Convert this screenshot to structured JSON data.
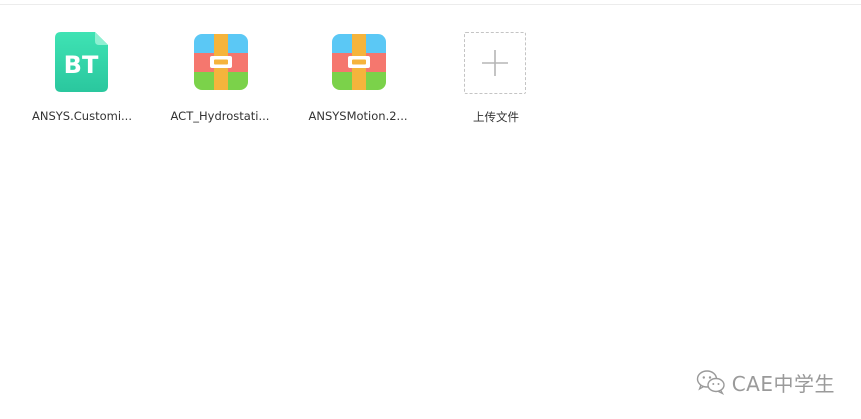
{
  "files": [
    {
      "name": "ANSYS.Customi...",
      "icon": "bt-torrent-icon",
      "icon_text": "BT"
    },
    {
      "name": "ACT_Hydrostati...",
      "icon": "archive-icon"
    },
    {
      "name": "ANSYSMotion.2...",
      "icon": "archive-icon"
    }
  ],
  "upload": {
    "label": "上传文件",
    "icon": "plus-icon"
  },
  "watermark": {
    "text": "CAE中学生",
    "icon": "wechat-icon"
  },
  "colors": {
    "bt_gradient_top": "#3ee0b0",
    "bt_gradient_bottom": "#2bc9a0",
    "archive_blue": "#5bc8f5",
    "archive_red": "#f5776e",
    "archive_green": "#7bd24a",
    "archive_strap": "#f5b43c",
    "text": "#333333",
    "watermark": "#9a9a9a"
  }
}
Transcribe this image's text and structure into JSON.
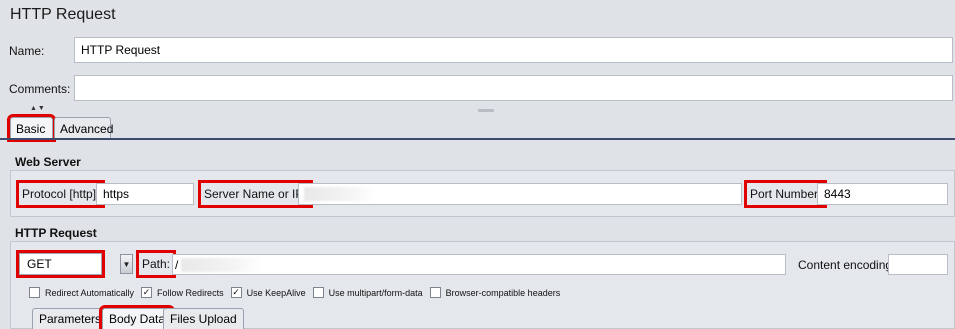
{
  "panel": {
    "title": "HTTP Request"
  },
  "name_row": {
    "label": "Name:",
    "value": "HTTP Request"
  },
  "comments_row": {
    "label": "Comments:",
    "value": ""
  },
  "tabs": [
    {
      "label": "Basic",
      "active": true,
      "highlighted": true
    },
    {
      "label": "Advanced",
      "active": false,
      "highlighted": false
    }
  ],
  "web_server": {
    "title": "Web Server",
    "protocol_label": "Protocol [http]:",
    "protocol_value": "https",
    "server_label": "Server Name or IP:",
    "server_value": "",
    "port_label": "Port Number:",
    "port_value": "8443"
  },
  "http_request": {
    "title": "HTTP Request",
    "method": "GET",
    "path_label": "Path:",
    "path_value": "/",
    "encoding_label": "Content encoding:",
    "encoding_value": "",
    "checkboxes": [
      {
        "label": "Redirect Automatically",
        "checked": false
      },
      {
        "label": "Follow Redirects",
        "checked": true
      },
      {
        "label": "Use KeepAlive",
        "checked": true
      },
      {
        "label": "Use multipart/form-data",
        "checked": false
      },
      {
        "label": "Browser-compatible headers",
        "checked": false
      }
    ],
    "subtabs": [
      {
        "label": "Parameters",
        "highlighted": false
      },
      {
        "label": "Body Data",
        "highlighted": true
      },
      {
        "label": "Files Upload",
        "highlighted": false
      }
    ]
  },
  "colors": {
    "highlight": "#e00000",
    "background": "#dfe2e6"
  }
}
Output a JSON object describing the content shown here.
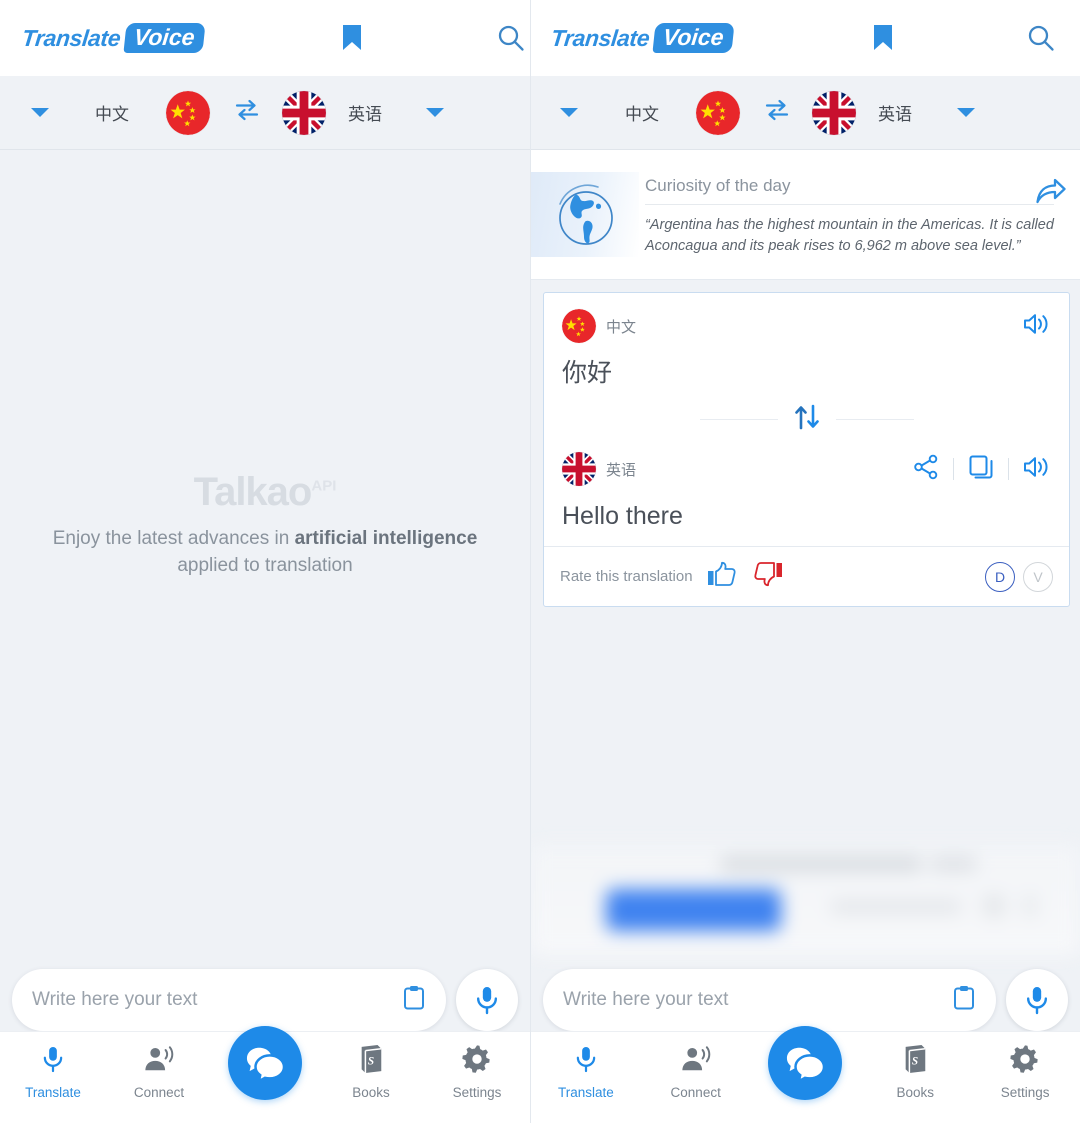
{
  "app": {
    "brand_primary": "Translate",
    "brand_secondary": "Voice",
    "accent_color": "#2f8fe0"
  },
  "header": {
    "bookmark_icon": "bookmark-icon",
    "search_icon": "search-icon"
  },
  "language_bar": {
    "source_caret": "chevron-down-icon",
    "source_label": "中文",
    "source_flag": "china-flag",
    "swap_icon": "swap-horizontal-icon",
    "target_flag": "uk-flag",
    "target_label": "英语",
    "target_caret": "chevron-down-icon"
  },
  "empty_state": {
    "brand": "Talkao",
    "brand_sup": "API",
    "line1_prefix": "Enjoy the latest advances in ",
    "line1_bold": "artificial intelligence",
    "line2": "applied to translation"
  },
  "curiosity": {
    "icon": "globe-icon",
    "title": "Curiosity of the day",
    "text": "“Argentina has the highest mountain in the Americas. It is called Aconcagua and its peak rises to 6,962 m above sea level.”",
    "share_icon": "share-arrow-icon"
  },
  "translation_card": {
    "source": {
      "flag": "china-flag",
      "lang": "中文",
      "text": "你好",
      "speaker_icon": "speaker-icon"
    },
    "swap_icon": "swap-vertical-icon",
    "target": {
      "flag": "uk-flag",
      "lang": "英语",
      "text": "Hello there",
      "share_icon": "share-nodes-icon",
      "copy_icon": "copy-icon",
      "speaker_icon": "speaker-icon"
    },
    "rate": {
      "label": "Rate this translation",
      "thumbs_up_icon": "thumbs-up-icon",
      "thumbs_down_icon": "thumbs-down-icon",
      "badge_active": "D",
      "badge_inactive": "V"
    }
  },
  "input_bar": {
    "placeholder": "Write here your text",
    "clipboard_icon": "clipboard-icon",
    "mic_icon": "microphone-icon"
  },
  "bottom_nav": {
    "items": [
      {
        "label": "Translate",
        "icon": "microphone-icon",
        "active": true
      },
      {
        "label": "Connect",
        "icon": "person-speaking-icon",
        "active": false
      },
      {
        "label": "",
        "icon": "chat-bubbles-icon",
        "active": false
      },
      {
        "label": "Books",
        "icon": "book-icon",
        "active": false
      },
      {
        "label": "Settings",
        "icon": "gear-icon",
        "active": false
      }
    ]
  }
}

---------------

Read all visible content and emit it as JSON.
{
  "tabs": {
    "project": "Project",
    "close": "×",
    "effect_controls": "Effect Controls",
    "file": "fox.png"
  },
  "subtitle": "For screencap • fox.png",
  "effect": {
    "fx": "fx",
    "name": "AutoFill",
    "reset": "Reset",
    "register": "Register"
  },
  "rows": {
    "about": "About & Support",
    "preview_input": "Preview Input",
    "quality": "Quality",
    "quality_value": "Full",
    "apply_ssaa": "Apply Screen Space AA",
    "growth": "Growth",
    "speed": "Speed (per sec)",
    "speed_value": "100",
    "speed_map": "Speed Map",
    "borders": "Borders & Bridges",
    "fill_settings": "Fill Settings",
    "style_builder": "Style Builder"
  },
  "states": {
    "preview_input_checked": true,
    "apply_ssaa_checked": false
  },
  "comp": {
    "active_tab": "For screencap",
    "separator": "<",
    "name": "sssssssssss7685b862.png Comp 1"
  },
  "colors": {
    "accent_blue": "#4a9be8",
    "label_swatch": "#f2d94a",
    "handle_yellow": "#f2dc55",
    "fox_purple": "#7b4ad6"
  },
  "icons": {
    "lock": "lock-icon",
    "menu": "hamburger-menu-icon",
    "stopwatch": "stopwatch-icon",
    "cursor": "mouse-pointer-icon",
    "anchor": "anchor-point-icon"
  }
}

---------------

Required task: Look over the material above and show each line where "this" appears.

Solution below:
Convert this screenshot to structured JSON data.
Transcribe this image's text and structure into JSON.
      "label": "Rate this translation",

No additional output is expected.